— start of Data for the task —

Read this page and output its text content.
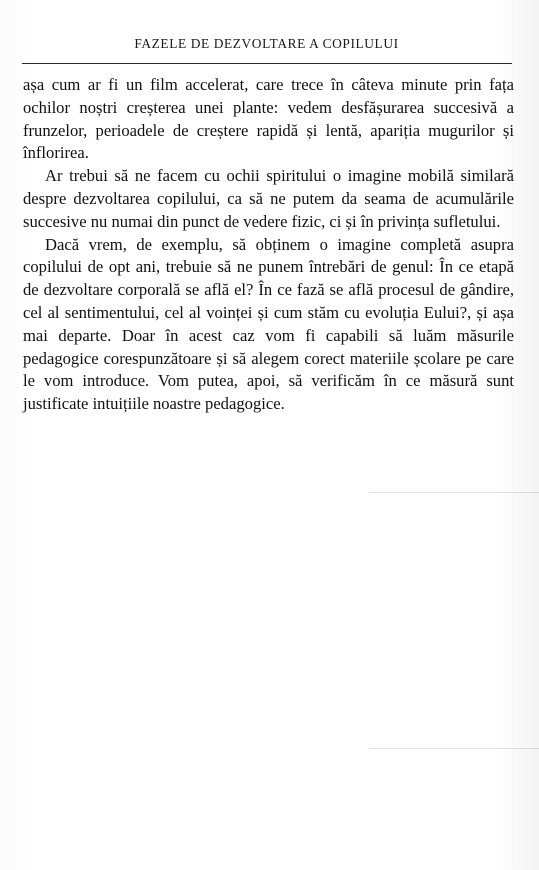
FAZELE DE DEZVOLTARE A COPILULUI

așa cum ar fi un film accelerat, care trece în câteva minute prin fața ochilor noștri creșterea unei plante: vedem desfășurarea succesivă a frunzelor, perioadele de creștere rapidă și lentă, apariția mugurilor și înflorirea.

Ar trebui să ne facem cu ochii spiritului o imagine mobilă similară despre dezvoltarea copilului, ca să ne putem da seama de acumulările succesive nu numai din punct de vedere fizic, ci și în privința sufletului.

Dacă vrem, de exemplu, să obținem o imagine completă asupra copilului de opt ani, trebuie să ne punem întrebări de genul: În ce etapă de dezvoltare corporală se află el? În ce fază se află procesul de gândire, cel al sentimentului, cel al voinței și cum stăm cu evoluția Eului?, și așa mai departe. Doar în acest caz vom fi capabili să luăm măsurile pedagogice corespunzătoare și să alegem corect materiile școlare pe care le vom introduce. Vom putea, apoi, să verificăm în ce măsură sunt justificate intuițiile noastre pedagogice.
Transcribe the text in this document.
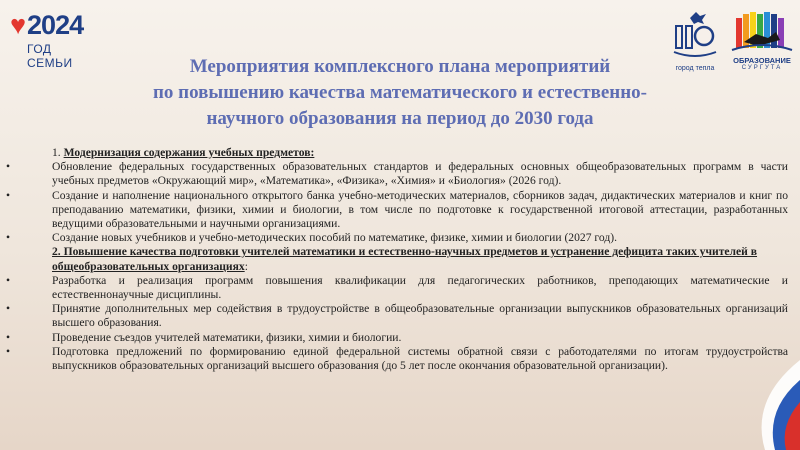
♥2024
ГОД СЕМЬИ	город тепла
ОБРАЗОВАНИЕ
СУРГУТА
Мероприятия комплексного плана мероприятий
по повышению качества математического и естественно-
научного образования на период до 2030 года

1. Модернизация содержания учебных предметов:

• Обновление федеральных государственных образовательных стандартов и федеральных основных общеобразовательных программ в части учебных предметов «Окружающий мир», «Математика», «Физика», «Химия» и «Биология» (2026 год).
• Создание и наполнение национального открытого банка учебно-методических материалов, сборников задач, дидактических материалов и книг по преподаванию математики, физики, химии и биологии, в том числе по подготовке к государственной итоговой аттестации, разработанных ведущими образовательными и научными организациями.
• Создание новых учебников и учебно-методических пособий по математике, физике, химии и биологии (2027 год).

2. Повышение качества подготовки учителей математики и естественно-научных предметов и устранение дефицита таких учителей в общеобразовательных организациях:

• Разработка и реализация программ повышения квалификации для педагогических работников, преподающих математические и естественнонаучные дисциплины.
• Принятие дополнительных мер содействия в трудоустройстве в общеобразовательные организации выпускников образовательных организаций высшего образования.
• Проведение съездов учителей математики, физики, химии и биологии.
• Подготовка предложений по формированию единой федеральной системы обратной связи с работодателями по итогам трудоустройства выпускников образовательных организаций высшего образования (до 5 лет после окончания образовательной организации).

— end of Data for the task —

= Given request =
Make an exact copy of the data, leaving its pictures out.

= Response to this exercise =
Read this page and output its text content.
FAZELE DE DEZVOLTARE A COPILULUI

așa cum ar fi un film accelerat, care trece în câteva minute prin fața ochilor noștri creșterea unei plante: vedem desfășurarea succesivă a frunzelor, perioadele de creștere rapidă și lentă, apariția mugurilor și înflorirea.

Ar trebui să ne facem cu ochii spiritului o imagine mobilă similară despre dezvoltarea copilului, ca să ne putem da seama de acumulările succesive nu numai din punct de vedere fizic, ci și în privința sufletului.

Dacă vrem, de exemplu, să obținem o imagine completă asupra copilului de opt ani, trebuie să ne punem întrebări de genul: În ce etapă de dezvoltare corporală se află el? În ce fază se află procesul de gândire, cel al sentimentului, cel al voinței și cum stăm cu evoluția Eului?, și așa mai departe. Doar în acest caz vom fi capabili să luăm măsurile pedagogice corespunzătoare și să alegem corect materiile școlare pe care le vom introduce. Vom putea, apoi, să verificăm în ce măsură sunt justificate intuițiile noastre pedagogice.
Transcribe the text in this document.
♥2024
ГОД СЕМЬИ	город тепла
ОБРАЗОВАНИЕ
СУРГУТА
Мероприятия комплексного плана мероприятий
по повышению качества математического и естественно-
научного образования на период до 2030 года

1. Модернизация содержания учебных предметов:

• Обновление федеральных государственных образовательных стандартов и федеральных основных общеобразовательных программ в части учебных предметов «Окружающий мир», «Математика», «Физика», «Химия» и «Биология» (2026 год).
• Создание и наполнение национального открытого банка учебно-методических материалов, сборников задач, дидактических материалов и книг по преподаванию математики, физики, химии и биологии, в том числе по подготовке к государственной итоговой аттестации, разработанных ведущими образовательными и научными организациями.
• Создание новых учебников и учебно-методических пособий по математике, физике, химии и биологии (2027 год).

2. Повышение качества подготовки учителей математики и естественно-научных предметов и устранение дефицита таких учителей в общеобразовательных организациях:

• Разработка и реализация программ повышения квалификации для педагогических работников, преподающих математические и естественнонаучные дисциплины.
• Принятие дополнительных мер содействия в трудоустройстве в общеобразовательные организации выпускников образовательных организаций высшего образования.
• Проведение съездов учителей математики, физики, химии и биологии.
• Подготовка предложений по формированию единой федеральной системы обратной связи с работодателями по итогам трудоустройства выпускников образовательных организаций высшего образования (до 5 лет после окончания образовательной организации).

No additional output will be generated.